====== Record set
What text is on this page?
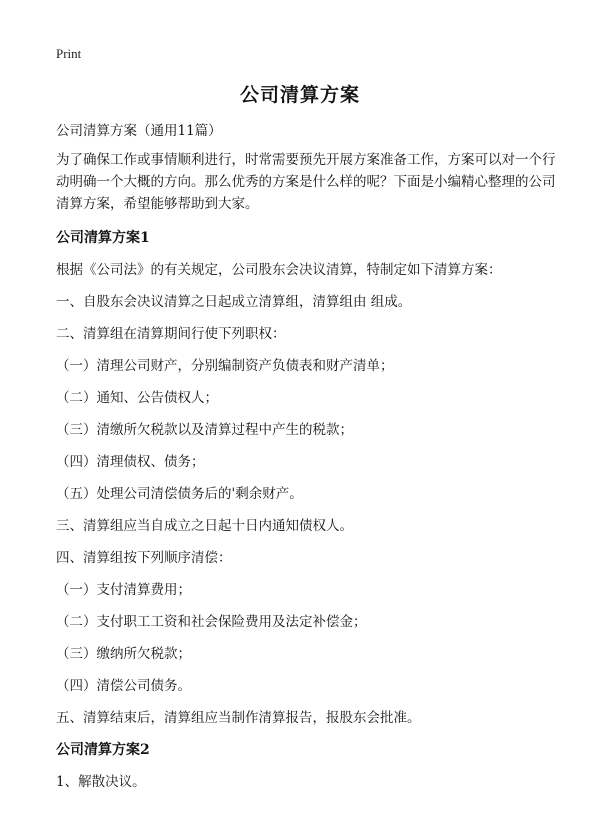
Print
公司清算方案
公司清算方案（通用11篇）
为了确保工作或事情顺利进行，时常需要预先开展方案准备工作，方案可以对一个行动明确一个大概的方向。那么优秀的方案是什么样的呢？下面是小编精心整理的公司清算方案，希望能够帮助到大家。
公司清算方案1
根据《公司法》的有关规定，公司股东会决议清算，特制定如下清算方案：
一、自股东会决议清算之日起成立清算组，清算组由 组成。
二、清算组在清算期间行使下列职权：
（一）清理公司财产，分别编制资产负债表和财产清单；
（二）通知、公告债权人；
（三）清缴所欠税款以及清算过程中产生的税款；
（四）清理债权、债务；
（五）处理公司清偿债务后的'剩余财产。
三、清算组应当自成立之日起十日内通知债权人。
四、清算组按下列顺序清偿：
（一）支付清算费用；
（二）支付职工工资和社会保险费用及法定补偿金；
（三）缴纳所欠税款；
（四）清偿公司债务。
五、清算结束后，清算组应当制作清算报告，报股东会批准。
公司清算方案2
1、解散决议。
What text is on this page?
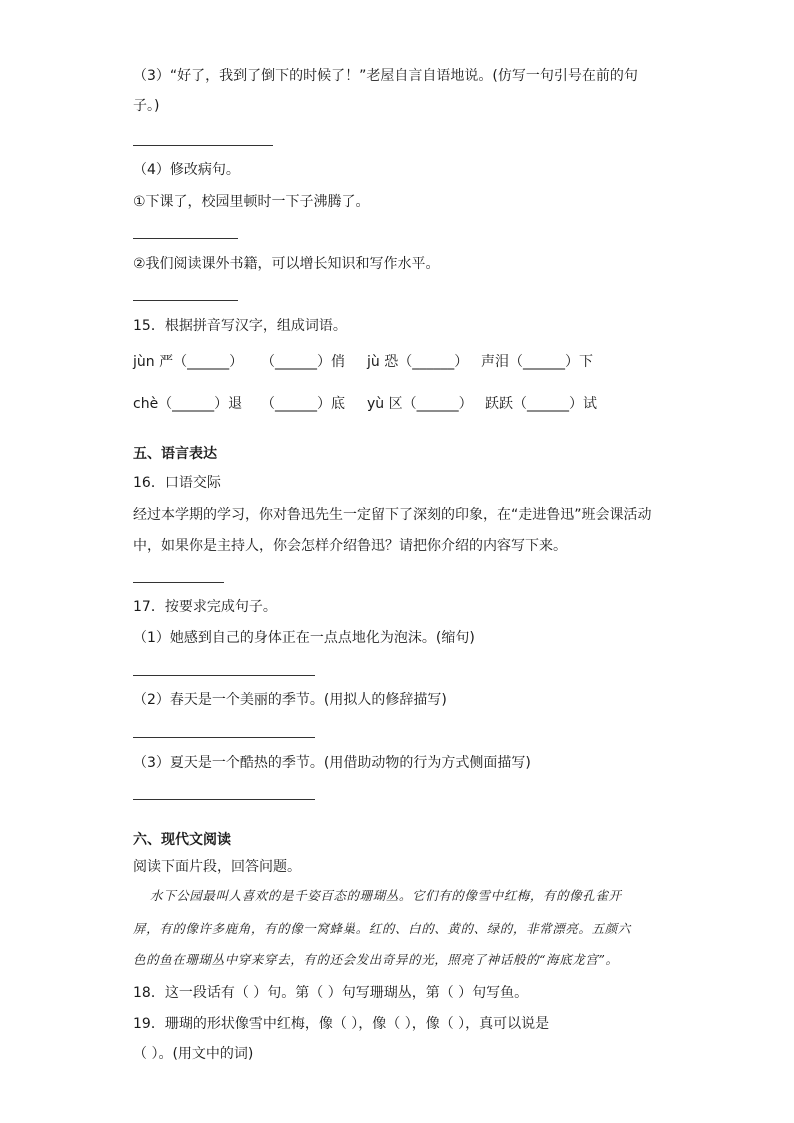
（3）“好了，我到了倒下的时候了！”老屋自言自语地说。(仿写一句引号在前的句
子。)
（4）修改病句。
①下课了，校园里顿时一下子沸腾了。
②我们阅读课外书籍，可以增长知识和写作水平。
15．根据拼音写汉字，组成词语。
jùn 严（______） （______）俏 jù 恐（______） 声泪（______）下
chè（______）退 （______）底 yù 区（______） 跃跃（______）试
五、语言表达
16．口语交际
经过本学期的学习，你对鲁迅先生一定留下了深刻的印象，在“走进鲁迅”班会课活动
中，如果你是主持人，你会怎样介绍鲁迅？请把你介绍的内容写下来。
17．按要求完成句子。
（1）她感到自己的身体正在一点点地化为泡沫。(缩句)
（2）春天是一个美丽的季节。(用拟人的修辞描写)
（3）夏天是一个酷热的季节。(用借助动物的行为方式侧面描写)
六、现代文阅读
阅读下面片段，回答问题。
水下公园最叫人喜欢的是千姿百态的珊瑚丛。它们有的像雪中红梅，有的像孔雀开
屏，有的像许多鹿角，有的像一窝蜂巢。红的、白的、黄的、绿的，非常漂亮。五颜六
色的鱼在珊瑚丛中穿来穿去，有的还会发出奇异的光，照亮了神话般的“海底龙宫”。
18．这一段话有（ ）句。第（ ）句写珊瑚丛，第（ ）句写鱼。
19．珊瑚的形状像雪中红梅，像（ ），像（ ），像（ ），真可以说是
（ ）。(用文中的词)
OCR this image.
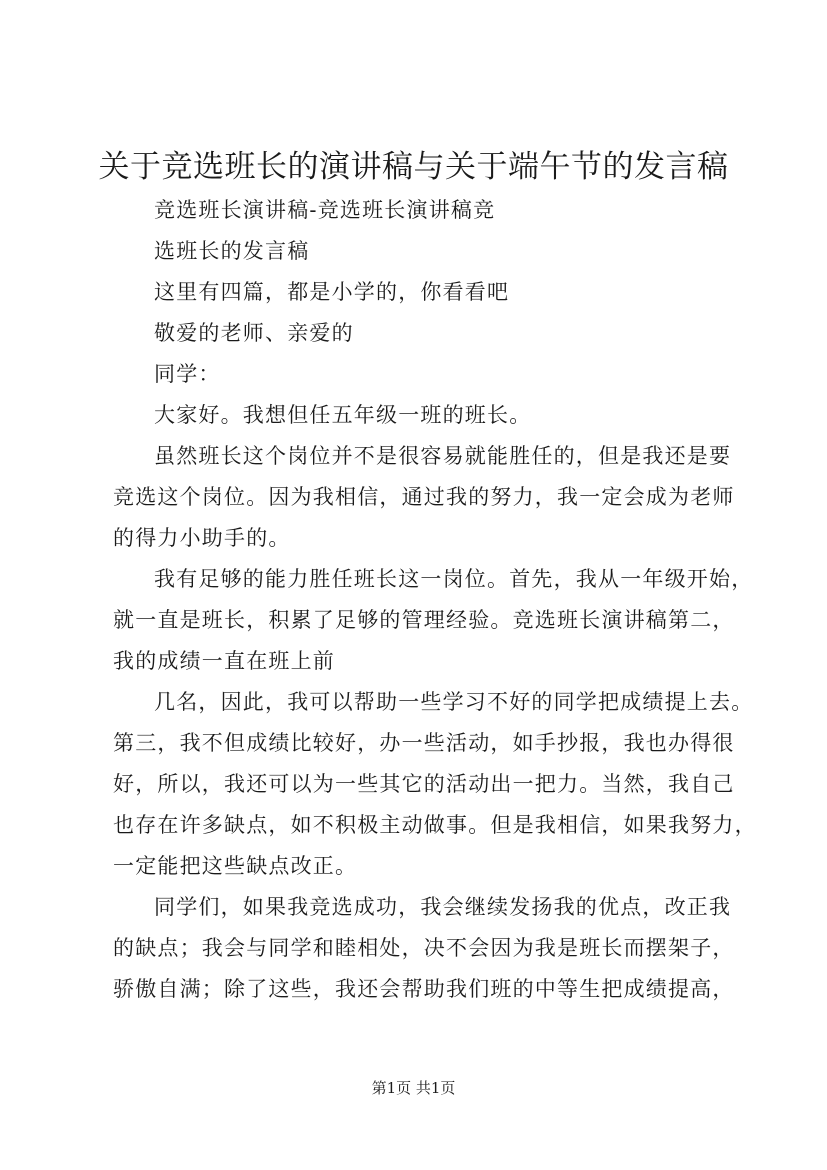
关于竞选班长的演讲稿与关于端午节的发言稿
竞选班长演讲稿-竞选班长演讲稿竞
选班长的发言稿
这里有四篇，都是小学的，你看看吧
敬爱的老师、亲爱的
同学：
大家好。我想但任五年级一班的班长。
虽然班长这个岗位并不是很容易就能胜任的，但是我还是要
竞选这个岗位。因为我相信，通过我的努力，我一定会成为老师
的得力小助手的。
我有足够的能力胜任班长这一岗位。首先，我从一年级开始，
就一直是班长，积累了足够的管理经验。竞选班长演讲稿第二，
我的成绩一直在班上前
几名，因此，我可以帮助一些学习不好的同学把成绩提上去。
第三，我不但成绩比较好，办一些活动，如手抄报，我也办得很
好，所以，我还可以为一些其它的活动出一把力。当然，我自己
也存在许多缺点，如不积极主动做事。但是我相信，如果我努力，
一定能把这些缺点改正。
同学们，如果我竞选成功，我会继续发扬我的优点，改正我
的缺点；我会与同学和睦相处，决不会因为我是班长而摆架子，
骄傲自满；除了这些，我还会帮助我们班的中等生把成绩提高，
第1页 共1页
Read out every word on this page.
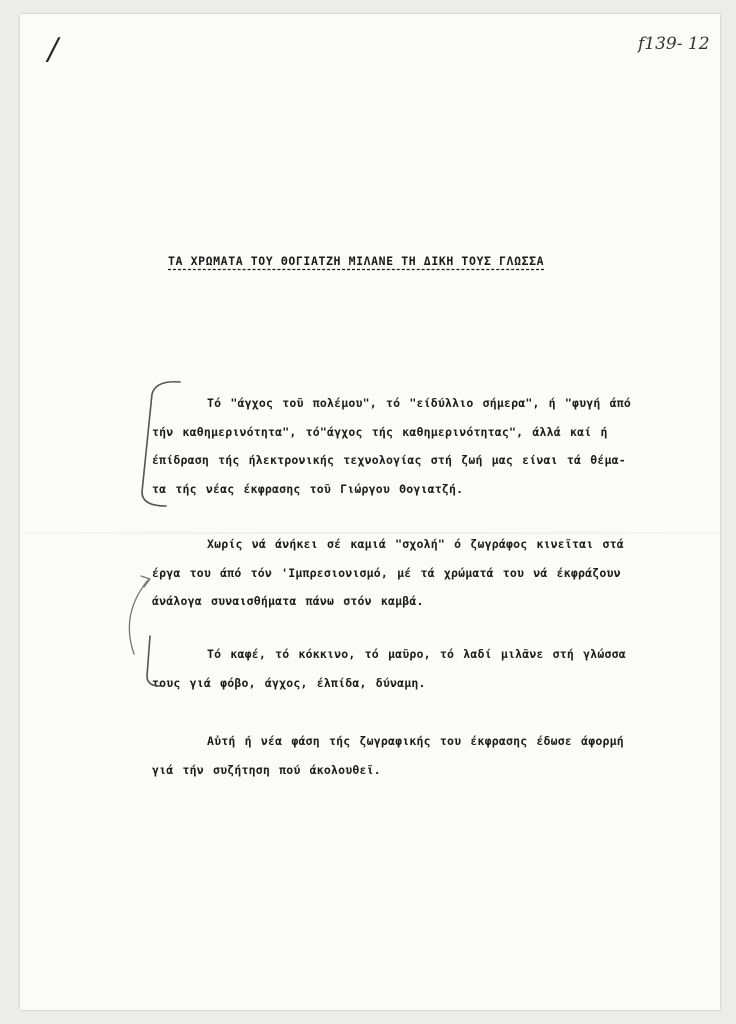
/	f139- 12
ΤΑ ΧΡΩΜΑΤΑ ΤΟΥ ΘΟΓΙΑΤΖΗ ΜΙΛΑΝΕ ΤΗ ΔΙΚΗ ΤΟΥΣ ΓΛΩΣΣΑ
Τό "άγχος τοῦ πολέμου", τό "είδύλλιο σήμερα", ή "φυγή άπό
τήν καθημερινότητα", τό"άγχος τής καθημερινότητας", άλλά καί ή
έπίδραση τής ήλεκτρονικής τεχνολογίας στή ζωή μας είναι τά θέμα-
τα τής νέας έκφρασης τοῦ Γιώργου Θογιατζή.
Χωρίς νά άνήκει σέ καμιά "σχολή" ό ζωγράφος κινεῖται στά
έργα του άπό τόν 'Ιμπρεσιονισμό, μέ τά χρώματά του νά έκφράζουν
άνάλογα συναισθήματα πάνω στόν καμβά.
Τό καφέ, τό κόκκινο, τό μαῦρο, τό λαδί μιλᾶνε στή γλώσσα
τους γιά φόβο, άγχος, έλπίδα, δύναμη.
Αὐτή ή νέα φάση τής ζωγραφικής του έκφρασης έδωσε άφορμή
γιά τήν συζήτηση πού άκολουθεῖ.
============
### The exercise
Reproduce the material above verbatim; omit every picture.

### Response to this task
What text is on this page?
Print
公司清算方案
公司清算方案（通用11篇）
为了确保工作或事情顺利进行，时常需要预先开展方案准备工作，方案可以对一个行动明确一个大概的方向。那么优秀的方案是什么样的呢？下面是小编精心整理的公司清算方案，希望能够帮助到大家。
公司清算方案1
根据《公司法》的有关规定，公司股东会决议清算，特制定如下清算方案：
一、自股东会决议清算之日起成立清算组，清算组由 组成。
二、清算组在清算期间行使下列职权：
（一）清理公司财产，分别编制资产负债表和财产清单；
（二）通知、公告债权人；
（三）清缴所欠税款以及清算过程中产生的税款；
（四）清理债权、债务；
（五）处理公司清偿债务后的'剩余财产。
三、清算组应当自成立之日起十日内通知债权人。
四、清算组按下列顺序清偿：
（一）支付清算费用；
（二）支付职工工资和社会保险费用及法定补偿金；
（三）缴纳所欠税款；
（四）清偿公司债务。
五、清算结束后，清算组应当制作清算报告，报股东会批准。
公司清算方案2
1、解散决议。
What text is on this page?
（3）“好了，我到了倒下的时候了！”老屋自言自语地说。(仿写一句引号在前的句
子。)
（4）修改病句。
①下课了，校园里顿时一下子沸腾了。
②我们阅读课外书籍，可以增长知识和写作水平。
15．根据拼音写汉字，组成词语。
jùn 严（______） （______）俏 jù 恐（______） 声泪（______）下
chè（______）退 （______）底 yù 区（______） 跃跃（______）试
五、语言表达
16．口语交际
经过本学期的学习，你对鲁迅先生一定留下了深刻的印象，在“走进鲁迅”班会课活动
中，如果你是主持人，你会怎样介绍鲁迅？请把你介绍的内容写下来。
17．按要求完成句子。
（1）她感到自己的身体正在一点点地化为泡沫。(缩句)
（2）春天是一个美丽的季节。(用拟人的修辞描写)
（3）夏天是一个酷热的季节。(用借助动物的行为方式侧面描写)
六、现代文阅读
阅读下面片段，回答问题。
水下公园最叫人喜欢的是千姿百态的珊瑚丛。它们有的像雪中红梅，有的像孔雀开
屏，有的像许多鹿角，有的像一窝蜂巢。红的、白的、黄的、绿的，非常漂亮。五颜六
色的鱼在珊瑚丛中穿来穿去，有的还会发出奇异的光，照亮了神话般的“海底龙宫”。
18．这一段话有（ ）句。第（ ）句写珊瑚丛，第（ ）句写鱼。
19．珊瑚的形状像雪中红梅，像（ ），像（ ），像（ ），真可以说是
（ ）。(用文中的词)
OCR this image.
关于竞选班长的演讲稿与关于端午节的发言稿
竞选班长演讲稿-竞选班长演讲稿竞
选班长的发言稿
这里有四篇，都是小学的，你看看吧
敬爱的老师、亲爱的
同学：
大家好。我想但任五年级一班的班长。
虽然班长这个岗位并不是很容易就能胜任的，但是我还是要
竞选这个岗位。因为我相信，通过我的努力，我一定会成为老师
的得力小助手的。
我有足够的能力胜任班长这一岗位。首先，我从一年级开始，
就一直是班长，积累了足够的管理经验。竞选班长演讲稿第二，
我的成绩一直在班上前
几名，因此，我可以帮助一些学习不好的同学把成绩提上去。
第三，我不但成绩比较好，办一些活动，如手抄报，我也办得很
好，所以，我还可以为一些其它的活动出一把力。当然，我自己
也存在许多缺点，如不积极主动做事。但是我相信，如果我努力，
一定能把这些缺点改正。
同学们，如果我竞选成功，我会继续发扬我的优点，改正我
的缺点；我会与同学和睦相处，决不会因为我是班长而摆架子，
骄傲自满；除了这些，我还会帮助我们班的中等生把成绩提高，
第1页 共1页
Read out every word on this page.
/	f139- 12
ΤΑ ΧΡΩΜΑΤΑ ΤΟΥ ΘΟΓΙΑΤΖΗ ΜΙΛΑΝΕ ΤΗ ΔΙΚΗ ΤΟΥΣ ΓΛΩΣΣΑ
Τό "άγχος τοῦ πολέμου", τό "είδύλλιο σήμερα", ή "φυγή άπό
τήν καθημερινότητα", τό"άγχος τής καθημερινότητας", άλλά καί ή
έπίδραση τής ήλεκτρονικής τεχνολογίας στή ζωή μας είναι τά θέμα-
τα τής νέας έκφρασης τοῦ Γιώργου Θογιατζή.
Χωρίς νά άνήκει σέ καμιά "σχολή" ό ζωγράφος κινεῖται στά
έργα του άπό τόν 'Ιμπρεσιονισμό, μέ τά χρώματά του νά έκφράζουν
άνάλογα συναισθήματα πάνω στόν καμβά.
Τό καφέ, τό κόκκινο, τό μαῦρο, τό λαδί μιλᾶνε στή γλώσσα
τους γιά φόβο, άγχος, έλπίδα, δύναμη.
Αὐτή ή νέα φάση τής ζωγραφικής του έκφρασης έδωσε άφορμή
γιά τήν συζήτηση πού άκολουθεῖ.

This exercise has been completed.